Selection ->
* start *

Should there be extra checks?

aglavic commented 9 months ago

Do we check anywhere, that the shape of column data is equal? If not, is this mendatory?

andyfaff commented 9 months ago

The number of columns needs to be congruent with the data. I would say that the number of data points should be the same for all columns.

For an ORB file a column has the potential to be multidimensional. For an ORT file each column is expected to have ndim=1. So for a concatenated datapoint,column you would expect a shape of (ndata, ncol). A question is how to hold it internally, as a tuple/list of columns, or as a 2D array. I believe we were aiming for the former, as it would make holding ORB data (i.e. column ndim>=1) more easily?

But yes, easy to add the check on load.

bmaranville commented 9 months ago

In the __post_init__ for OrsoDataset, we're checking that the number of columns in the data matches the number of columns defined in the header: https://github.com/reflectivity/orsopy/blob/main/orsopy/fileio/orso.py#L156 But we're not checking the first dimension of the columns, which should match.

What about this type of check?

    def __post_init__(self):
        if len(self.data) != len(self.info.columns):
            raise ValueError("Data has to have the same number of columns as header")
        column_lengths = set(len(c) for c in self.data)
        if len(column_lengths) > 1:
            raise ValueError("Columns must all have the same length in first dimension")

* end *

Material provided ->
* start *

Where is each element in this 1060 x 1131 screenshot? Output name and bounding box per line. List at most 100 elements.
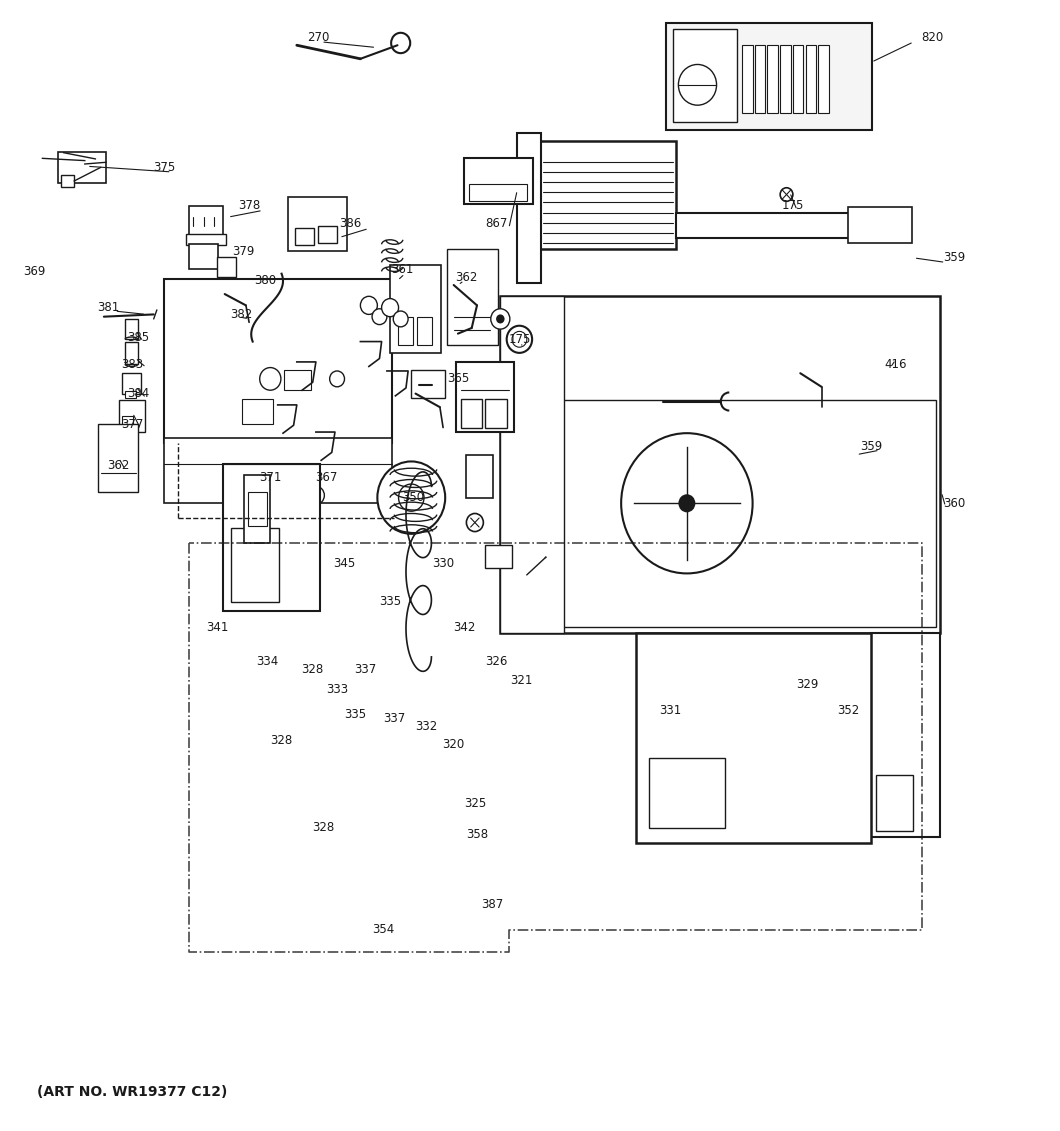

* end *

Task details -> According to the thread, what value of ndim is each column expected to have in an ORT file?

Solution below -> Each column in an ORT file is expected to have ndim=1.